YOUR GOAL:
Output all of the records exactly as written.

+ + + + +

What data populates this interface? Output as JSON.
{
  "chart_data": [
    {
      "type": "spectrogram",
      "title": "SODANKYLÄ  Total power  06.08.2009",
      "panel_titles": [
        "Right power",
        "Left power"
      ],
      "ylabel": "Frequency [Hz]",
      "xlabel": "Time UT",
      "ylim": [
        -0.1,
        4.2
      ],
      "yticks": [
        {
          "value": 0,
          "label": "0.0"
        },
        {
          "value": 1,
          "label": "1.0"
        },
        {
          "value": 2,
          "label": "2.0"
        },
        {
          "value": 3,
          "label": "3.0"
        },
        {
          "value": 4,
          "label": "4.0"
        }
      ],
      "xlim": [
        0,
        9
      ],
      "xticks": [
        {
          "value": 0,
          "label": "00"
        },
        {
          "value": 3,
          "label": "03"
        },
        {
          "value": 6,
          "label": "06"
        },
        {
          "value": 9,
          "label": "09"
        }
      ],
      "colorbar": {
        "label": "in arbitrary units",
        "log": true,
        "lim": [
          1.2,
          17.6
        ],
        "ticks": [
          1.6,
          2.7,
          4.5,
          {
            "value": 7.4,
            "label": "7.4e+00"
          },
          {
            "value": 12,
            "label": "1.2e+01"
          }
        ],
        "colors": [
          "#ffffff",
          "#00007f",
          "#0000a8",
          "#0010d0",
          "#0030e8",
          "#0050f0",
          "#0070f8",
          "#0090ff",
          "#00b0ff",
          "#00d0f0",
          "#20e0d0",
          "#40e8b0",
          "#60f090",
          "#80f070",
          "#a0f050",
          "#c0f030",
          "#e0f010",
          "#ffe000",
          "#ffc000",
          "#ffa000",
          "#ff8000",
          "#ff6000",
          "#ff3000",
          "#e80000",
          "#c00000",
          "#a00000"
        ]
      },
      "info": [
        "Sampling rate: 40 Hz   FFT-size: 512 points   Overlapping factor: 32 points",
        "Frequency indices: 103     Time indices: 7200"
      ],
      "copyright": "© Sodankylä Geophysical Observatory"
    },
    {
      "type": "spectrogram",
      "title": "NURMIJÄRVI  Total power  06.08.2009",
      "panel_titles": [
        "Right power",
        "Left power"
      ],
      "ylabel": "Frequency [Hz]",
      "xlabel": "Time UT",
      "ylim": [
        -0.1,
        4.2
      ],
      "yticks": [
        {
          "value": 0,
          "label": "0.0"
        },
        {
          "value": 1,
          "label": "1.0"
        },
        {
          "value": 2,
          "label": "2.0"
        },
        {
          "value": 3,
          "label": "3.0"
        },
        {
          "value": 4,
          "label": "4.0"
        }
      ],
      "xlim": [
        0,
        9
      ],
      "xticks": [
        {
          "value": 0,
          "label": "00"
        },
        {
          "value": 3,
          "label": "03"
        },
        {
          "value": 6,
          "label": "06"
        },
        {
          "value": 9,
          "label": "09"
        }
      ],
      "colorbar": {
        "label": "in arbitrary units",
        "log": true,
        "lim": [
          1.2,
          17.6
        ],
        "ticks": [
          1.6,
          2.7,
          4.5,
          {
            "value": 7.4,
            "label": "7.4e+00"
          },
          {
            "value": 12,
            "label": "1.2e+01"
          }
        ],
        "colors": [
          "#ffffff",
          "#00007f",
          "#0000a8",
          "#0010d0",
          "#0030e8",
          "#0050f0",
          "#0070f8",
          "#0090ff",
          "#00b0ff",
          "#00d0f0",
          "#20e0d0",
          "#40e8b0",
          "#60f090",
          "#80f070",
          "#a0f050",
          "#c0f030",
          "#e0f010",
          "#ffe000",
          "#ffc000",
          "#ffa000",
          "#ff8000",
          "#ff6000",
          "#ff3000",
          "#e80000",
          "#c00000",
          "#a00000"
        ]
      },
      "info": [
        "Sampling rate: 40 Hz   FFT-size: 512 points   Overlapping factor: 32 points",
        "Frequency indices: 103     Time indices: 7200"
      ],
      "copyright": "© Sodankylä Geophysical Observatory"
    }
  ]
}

+ + + + +

TASK RESPONSE:
What data populates this interface? Output as JSON.
{
  "chart_data": [
    {
      "type": "spectrogram",
      "title": "SODANKYLÄ  Total power  06.08.2009",
      "panel_titles": [
        "Right power",
        "Left power"
      ],
      "ylabel": "Frequency [Hz]",
      "xlabel": "Time UT",
      "ylim": [
        -0.1,
        4.2
      ],
      "yticks": [
        {
          "value": 0,
          "label": "0.0"
        },
        {
          "value": 1,
          "label": "1.0"
        },
        {
          "value": 2,
          "label": "2.0"
        },
        {
          "value": 3,
          "label": "3.0"
        },
        {
          "value": 4,
          "label": "4.0"
        }
      ],
      "xlim": [
        0,
        9
      ],
      "xticks": [
        {
          "value": 0,
          "label": "00"
        },
        {
          "value": 3,
          "label": "03"
        },
        {
          "value": 6,
          "label": "06"
        },
        {
          "value": 9,
          "label": "09"
        }
      ],
      "colorbar": {
        "label": "in arbitrary units",
        "log": true,
        "lim": [
          1.2,
          17.6
        ],
        "ticks": [
          1.6,
          2.7,
          4.5,
          {
            "value": 7.4,
            "label": "7.4e+00"
          },
          {
            "value": 12,
            "label": "1.2e+01"
          }
        ],
        "colors": [
          "#ffffff",
          "#00007f",
          "#0000a8",
          "#0010d0",
          "#0030e8",
          "#0050f0",
          "#0070f8",
          "#0090ff",
          "#00b0ff",
          "#00d0f0",
          "#20e0d0",
          "#40e8b0",
          "#60f090",
          "#80f070",
          "#a0f050",
          "#c0f030",
          "#e0f010",
          "#ffe000",
          "#ffc000",
          "#ffa000",
          "#ff8000",
          "#ff6000",
          "#ff3000",
          "#e80000",
          "#c00000",
          "#a00000"
        ]
      },
      "info": [
        "Sampling rate: 40 Hz   FFT-size: 512 points   Overlapping factor: 32 points",
        "Frequency indices: 103     Time indices: 7200"
      ],
      "copyright": "© Sodankylä Geophysical Observatory"
    },
    {
      "type": "spectrogram",
      "title": "NURMIJÄRVI  Total power  06.08.2009",
      "panel_titles": [
        "Right power",
        "Left power"
      ],
      "ylabel": "Frequency [Hz]",
      "xlabel": "Time UT",
      "ylim": [
        -0.1,
        4.2
      ],
      "yticks": [
        {
          "value": 0,
          "label": "0.0"
        },
        {
          "value": 1,
          "label": "1.0"
        },
        {
          "value": 2,
          "label": "2.0"
        },
        {
          "value": 3,
          "label": "3.0"
        },
        {
          "value": 4,
          "label": "4.0"
        }
      ],
      "xlim": [
        0,
        9
      ],
      "xticks": [
        {
          "value": 0,
          "label": "00"
        },
        {
          "value": 3,
          "label": "03"
        },
        {
          "value": 6,
          "label": "06"
        },
        {
          "value": 9,
          "label": "09"
        }
      ],
      "colorbar": {
        "label": "in arbitrary units",
        "log": true,
        "lim": [
          1.2,
          17.6
        ],
        "ticks": [
          1.6,
          2.7,
          4.5,
          {
            "value": 7.4,
            "label": "7.4e+00"
          },
          {
            "value": 12,
            "label": "1.2e+01"
          }
        ],
        "colors": [
          "#ffffff",
          "#00007f",
          "#0000a8",
          "#0010d0",
          "#0030e8",
          "#0050f0",
          "#0070f8",
          "#0090ff",
          "#00b0ff",
          "#00d0f0",
          "#20e0d0",
          "#40e8b0",
          "#60f090",
          "#80f070",
          "#a0f050",
          "#c0f030",
          "#e0f010",
          "#ffe000",
          "#ffc000",
          "#ffa000",
          "#ff8000",
          "#ff6000",
          "#ff3000",
          "#e80000",
          "#c00000",
          "#a00000"
        ]
      },
      "info": [
        "Sampling rate: 40 Hz   FFT-size: 512 points   Overlapping factor: 32 points",
        "Frequency indices: 103     Time indices: 7200"
      ],
      "copyright": "© Sodankylä Geophysical Observatory"
    }
  ]
}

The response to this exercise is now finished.